§ PROBLEM REQUIREMENTS: Below are the records. List every line holding the word "another".

§ Saved entries:
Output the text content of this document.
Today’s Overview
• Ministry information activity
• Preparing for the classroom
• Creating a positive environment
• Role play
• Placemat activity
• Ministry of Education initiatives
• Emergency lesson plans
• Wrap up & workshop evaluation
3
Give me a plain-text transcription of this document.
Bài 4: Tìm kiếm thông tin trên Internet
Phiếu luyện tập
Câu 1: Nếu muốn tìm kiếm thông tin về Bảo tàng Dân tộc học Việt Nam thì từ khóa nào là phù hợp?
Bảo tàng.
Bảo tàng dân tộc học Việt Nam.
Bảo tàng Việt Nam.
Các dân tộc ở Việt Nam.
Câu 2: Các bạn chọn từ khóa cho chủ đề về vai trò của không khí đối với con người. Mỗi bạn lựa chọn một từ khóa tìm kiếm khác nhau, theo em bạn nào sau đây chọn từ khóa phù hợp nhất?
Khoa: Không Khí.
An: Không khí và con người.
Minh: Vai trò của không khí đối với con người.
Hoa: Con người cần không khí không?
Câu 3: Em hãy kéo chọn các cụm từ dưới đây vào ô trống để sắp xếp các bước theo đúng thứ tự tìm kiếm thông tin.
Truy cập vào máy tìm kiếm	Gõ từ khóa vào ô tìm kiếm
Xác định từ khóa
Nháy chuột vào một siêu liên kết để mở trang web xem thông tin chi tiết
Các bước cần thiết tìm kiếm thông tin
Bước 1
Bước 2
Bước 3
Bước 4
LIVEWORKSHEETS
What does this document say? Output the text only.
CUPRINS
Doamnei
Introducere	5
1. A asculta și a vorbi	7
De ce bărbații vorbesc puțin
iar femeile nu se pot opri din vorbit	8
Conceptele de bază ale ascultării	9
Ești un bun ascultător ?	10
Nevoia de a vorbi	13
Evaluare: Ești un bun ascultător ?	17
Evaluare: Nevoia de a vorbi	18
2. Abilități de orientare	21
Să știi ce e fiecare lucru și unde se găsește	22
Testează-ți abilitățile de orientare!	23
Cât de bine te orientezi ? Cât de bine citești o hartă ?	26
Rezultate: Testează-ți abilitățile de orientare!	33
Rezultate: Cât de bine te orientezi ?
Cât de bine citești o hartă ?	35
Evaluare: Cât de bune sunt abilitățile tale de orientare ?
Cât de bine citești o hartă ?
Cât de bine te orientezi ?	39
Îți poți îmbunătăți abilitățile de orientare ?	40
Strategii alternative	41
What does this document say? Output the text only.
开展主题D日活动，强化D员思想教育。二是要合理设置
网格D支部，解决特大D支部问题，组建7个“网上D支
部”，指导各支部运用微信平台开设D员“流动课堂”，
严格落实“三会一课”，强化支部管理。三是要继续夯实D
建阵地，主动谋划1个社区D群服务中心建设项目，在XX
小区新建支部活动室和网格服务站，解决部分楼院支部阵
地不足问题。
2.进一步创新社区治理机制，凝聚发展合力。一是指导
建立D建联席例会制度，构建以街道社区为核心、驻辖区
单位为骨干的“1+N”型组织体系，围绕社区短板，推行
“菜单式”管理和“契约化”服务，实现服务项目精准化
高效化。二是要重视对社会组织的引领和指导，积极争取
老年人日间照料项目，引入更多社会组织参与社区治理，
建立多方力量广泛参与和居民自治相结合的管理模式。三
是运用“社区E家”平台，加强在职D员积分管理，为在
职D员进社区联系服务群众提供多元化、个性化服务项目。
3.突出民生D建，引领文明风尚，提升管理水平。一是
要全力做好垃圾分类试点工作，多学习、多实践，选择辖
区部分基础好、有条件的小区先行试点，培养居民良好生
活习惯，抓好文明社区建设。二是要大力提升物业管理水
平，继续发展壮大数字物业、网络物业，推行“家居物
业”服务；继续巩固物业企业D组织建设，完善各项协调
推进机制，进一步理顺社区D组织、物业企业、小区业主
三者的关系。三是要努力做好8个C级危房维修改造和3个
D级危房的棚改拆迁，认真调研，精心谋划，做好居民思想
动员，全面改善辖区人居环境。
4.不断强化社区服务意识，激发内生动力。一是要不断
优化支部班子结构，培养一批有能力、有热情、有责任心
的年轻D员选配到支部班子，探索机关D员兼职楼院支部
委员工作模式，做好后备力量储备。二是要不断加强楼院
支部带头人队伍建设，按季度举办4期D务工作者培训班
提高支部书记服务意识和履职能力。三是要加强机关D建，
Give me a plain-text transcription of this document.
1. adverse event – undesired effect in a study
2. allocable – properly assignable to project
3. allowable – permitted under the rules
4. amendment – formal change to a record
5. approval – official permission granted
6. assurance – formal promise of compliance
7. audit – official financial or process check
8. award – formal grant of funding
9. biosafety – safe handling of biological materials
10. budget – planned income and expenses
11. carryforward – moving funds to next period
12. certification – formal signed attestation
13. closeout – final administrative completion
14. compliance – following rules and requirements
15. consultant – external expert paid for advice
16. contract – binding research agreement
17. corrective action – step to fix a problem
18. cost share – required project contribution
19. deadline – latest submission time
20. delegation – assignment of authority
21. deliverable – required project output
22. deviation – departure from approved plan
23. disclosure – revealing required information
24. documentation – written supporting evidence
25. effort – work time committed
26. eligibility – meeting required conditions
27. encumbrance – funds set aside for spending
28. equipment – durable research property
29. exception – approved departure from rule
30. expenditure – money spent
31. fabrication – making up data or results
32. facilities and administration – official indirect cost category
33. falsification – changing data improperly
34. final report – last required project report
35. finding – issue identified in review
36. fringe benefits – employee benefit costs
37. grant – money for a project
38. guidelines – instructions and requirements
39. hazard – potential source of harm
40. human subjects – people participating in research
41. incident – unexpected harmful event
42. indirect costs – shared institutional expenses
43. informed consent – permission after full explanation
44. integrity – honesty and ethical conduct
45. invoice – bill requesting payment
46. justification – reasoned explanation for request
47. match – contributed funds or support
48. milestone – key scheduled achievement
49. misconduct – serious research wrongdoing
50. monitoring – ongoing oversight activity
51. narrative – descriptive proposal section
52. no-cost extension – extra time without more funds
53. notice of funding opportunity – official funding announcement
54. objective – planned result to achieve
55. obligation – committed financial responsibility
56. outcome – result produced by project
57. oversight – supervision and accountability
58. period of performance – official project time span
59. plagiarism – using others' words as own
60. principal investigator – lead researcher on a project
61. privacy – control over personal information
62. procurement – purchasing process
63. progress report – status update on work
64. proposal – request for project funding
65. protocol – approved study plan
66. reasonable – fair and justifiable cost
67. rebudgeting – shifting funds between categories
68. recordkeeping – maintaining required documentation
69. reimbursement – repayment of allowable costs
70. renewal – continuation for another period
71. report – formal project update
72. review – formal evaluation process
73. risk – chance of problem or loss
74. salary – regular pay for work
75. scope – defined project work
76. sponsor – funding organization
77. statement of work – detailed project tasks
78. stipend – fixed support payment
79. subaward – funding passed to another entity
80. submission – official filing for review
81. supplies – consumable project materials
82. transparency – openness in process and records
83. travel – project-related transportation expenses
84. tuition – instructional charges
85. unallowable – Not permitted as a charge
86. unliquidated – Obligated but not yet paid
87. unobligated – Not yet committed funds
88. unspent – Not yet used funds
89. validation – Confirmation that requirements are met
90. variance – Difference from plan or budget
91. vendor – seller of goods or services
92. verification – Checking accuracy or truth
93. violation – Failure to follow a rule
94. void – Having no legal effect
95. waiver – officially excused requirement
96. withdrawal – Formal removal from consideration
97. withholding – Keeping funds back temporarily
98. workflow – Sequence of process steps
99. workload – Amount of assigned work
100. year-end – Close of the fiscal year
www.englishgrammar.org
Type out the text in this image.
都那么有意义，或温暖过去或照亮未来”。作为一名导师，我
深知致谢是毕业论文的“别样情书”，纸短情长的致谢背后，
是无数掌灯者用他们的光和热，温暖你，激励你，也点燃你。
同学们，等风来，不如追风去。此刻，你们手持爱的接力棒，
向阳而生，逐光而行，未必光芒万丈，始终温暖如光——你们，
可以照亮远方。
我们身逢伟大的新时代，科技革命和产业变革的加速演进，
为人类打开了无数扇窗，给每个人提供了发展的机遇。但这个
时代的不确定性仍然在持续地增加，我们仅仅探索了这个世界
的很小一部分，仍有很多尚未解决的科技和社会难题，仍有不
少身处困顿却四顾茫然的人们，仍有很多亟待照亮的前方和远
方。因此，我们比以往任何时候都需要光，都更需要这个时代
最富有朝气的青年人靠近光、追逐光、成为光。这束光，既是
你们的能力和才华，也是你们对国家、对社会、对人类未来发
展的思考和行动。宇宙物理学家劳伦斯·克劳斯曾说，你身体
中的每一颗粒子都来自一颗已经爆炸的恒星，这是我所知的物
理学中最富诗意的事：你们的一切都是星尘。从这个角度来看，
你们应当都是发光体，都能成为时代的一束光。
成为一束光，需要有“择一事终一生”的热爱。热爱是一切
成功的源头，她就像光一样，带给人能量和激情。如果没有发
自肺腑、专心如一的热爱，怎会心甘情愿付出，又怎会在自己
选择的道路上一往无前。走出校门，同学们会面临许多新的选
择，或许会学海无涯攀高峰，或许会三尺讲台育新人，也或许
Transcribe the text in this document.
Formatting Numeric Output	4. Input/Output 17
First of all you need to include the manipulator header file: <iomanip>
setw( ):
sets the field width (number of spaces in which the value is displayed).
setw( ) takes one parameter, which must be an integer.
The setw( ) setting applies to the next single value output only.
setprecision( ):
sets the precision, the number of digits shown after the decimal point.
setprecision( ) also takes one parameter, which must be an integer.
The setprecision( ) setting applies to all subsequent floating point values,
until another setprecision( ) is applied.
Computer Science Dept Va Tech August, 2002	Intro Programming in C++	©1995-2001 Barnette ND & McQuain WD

§ TASK SOLUTION:
70. renewal – continuation for another period
79. subaward – funding passed to another entity
until another setprecision( ) is applied.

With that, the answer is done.